Print the records again, character for character.

◆ EXERCISE INPUT:
• • • • • • •
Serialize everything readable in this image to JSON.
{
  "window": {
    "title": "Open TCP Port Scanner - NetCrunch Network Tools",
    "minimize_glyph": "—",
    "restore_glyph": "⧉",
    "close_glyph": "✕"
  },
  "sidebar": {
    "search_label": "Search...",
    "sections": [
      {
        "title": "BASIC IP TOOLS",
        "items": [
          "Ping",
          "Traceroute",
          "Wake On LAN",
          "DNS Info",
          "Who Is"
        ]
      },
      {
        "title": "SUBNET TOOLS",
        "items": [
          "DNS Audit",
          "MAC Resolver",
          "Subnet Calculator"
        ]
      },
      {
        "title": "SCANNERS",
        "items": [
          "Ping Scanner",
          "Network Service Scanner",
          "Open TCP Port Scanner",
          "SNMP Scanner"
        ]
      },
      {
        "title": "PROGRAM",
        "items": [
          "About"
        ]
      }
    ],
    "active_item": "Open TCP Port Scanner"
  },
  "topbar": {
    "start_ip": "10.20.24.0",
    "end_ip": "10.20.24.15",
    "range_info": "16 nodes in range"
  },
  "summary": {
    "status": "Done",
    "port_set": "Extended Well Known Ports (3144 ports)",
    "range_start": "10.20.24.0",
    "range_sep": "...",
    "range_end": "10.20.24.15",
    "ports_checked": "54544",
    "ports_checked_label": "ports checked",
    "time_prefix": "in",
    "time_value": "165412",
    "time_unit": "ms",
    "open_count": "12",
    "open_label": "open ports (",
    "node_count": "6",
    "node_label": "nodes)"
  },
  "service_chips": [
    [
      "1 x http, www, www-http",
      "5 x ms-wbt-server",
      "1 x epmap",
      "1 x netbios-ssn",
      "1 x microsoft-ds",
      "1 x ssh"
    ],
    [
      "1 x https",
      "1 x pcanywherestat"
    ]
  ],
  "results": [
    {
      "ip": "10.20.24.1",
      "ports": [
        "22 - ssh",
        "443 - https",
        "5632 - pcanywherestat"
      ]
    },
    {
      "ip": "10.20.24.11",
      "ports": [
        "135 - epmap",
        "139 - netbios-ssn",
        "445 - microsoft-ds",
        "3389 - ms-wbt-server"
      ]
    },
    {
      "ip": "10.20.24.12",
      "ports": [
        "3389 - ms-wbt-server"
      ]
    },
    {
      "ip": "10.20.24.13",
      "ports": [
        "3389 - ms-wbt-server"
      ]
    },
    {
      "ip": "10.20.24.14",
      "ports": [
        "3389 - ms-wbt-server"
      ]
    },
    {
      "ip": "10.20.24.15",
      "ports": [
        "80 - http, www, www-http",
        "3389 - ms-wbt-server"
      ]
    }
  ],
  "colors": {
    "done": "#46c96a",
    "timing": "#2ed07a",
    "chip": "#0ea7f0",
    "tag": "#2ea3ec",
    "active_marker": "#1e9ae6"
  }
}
• • • • • • •
◆ REPLY:
Serialize everything readable in this image to JSON.
{
  "window": {
    "title": "Open TCP Port Scanner - NetCrunch Network Tools",
    "minimize_glyph": "—",
    "restore_glyph": "⧉",
    "close_glyph": "✕"
  },
  "sidebar": {
    "search_label": "Search...",
    "sections": [
      {
        "title": "BASIC IP TOOLS",
        "items": [
          "Ping",
          "Traceroute",
          "Wake On LAN",
          "DNS Info",
          "Who Is"
        ]
      },
      {
        "title": "SUBNET TOOLS",
        "items": [
          "DNS Audit",
          "MAC Resolver",
          "Subnet Calculator"
        ]
      },
      {
        "title": "SCANNERS",
        "items": [
          "Ping Scanner",
          "Network Service Scanner",
          "Open TCP Port Scanner",
          "SNMP Scanner"
        ]
      },
      {
        "title": "PROGRAM",
        "items": [
          "About"
        ]
      }
    ],
    "active_item": "Open TCP Port Scanner"
  },
  "topbar": {
    "start_ip": "10.20.24.0",
    "end_ip": "10.20.24.15",
    "range_info": "16 nodes in range"
  },
  "summary": {
    "status": "Done",
    "port_set": "Extended Well Known Ports (3144 ports)",
    "range_start": "10.20.24.0",
    "range_sep": "...",
    "range_end": "10.20.24.15",
    "ports_checked": "54544",
    "ports_checked_label": "ports checked",
    "time_prefix": "in",
    "time_value": "165412",
    "time_unit": "ms",
    "open_count": "12",
    "open_label": "open ports (",
    "node_count": "6",
    "node_label": "nodes)"
  },
  "service_chips": [
    [
      "1 x http, www, www-http",
      "5 x ms-wbt-server",
      "1 x epmap",
      "1 x netbios-ssn",
      "1 x microsoft-ds",
      "1 x ssh"
    ],
    [
      "1 x https",
      "1 x pcanywherestat"
    ]
  ],
  "results": [
    {
      "ip": "10.20.24.1",
      "ports": [
        "22 - ssh",
        "443 - https",
        "5632 - pcanywherestat"
      ]
    },
    {
      "ip": "10.20.24.11",
      "ports": [
        "135 - epmap",
        "139 - netbios-ssn",
        "445 - microsoft-ds",
        "3389 - ms-wbt-server"
      ]
    },
    {
      "ip": "10.20.24.12",
      "ports": [
        "3389 - ms-wbt-server"
      ]
    },
    {
      "ip": "10.20.24.13",
      "ports": [
        "3389 - ms-wbt-server"
      ]
    },
    {
      "ip": "10.20.24.14",
      "ports": [
        "3389 - ms-wbt-server"
      ]
    },
    {
      "ip": "10.20.24.15",
      "ports": [
        "80 - http, www, www-http",
        "3389 - ms-wbt-server"
      ]
    }
  ],
  "colors": {
    "done": "#46c96a",
    "timing": "#2ed07a",
    "chip": "#0ea7f0",
    "tag": "#2ea3ec",
    "active_marker": "#1e9ae6"
  }
}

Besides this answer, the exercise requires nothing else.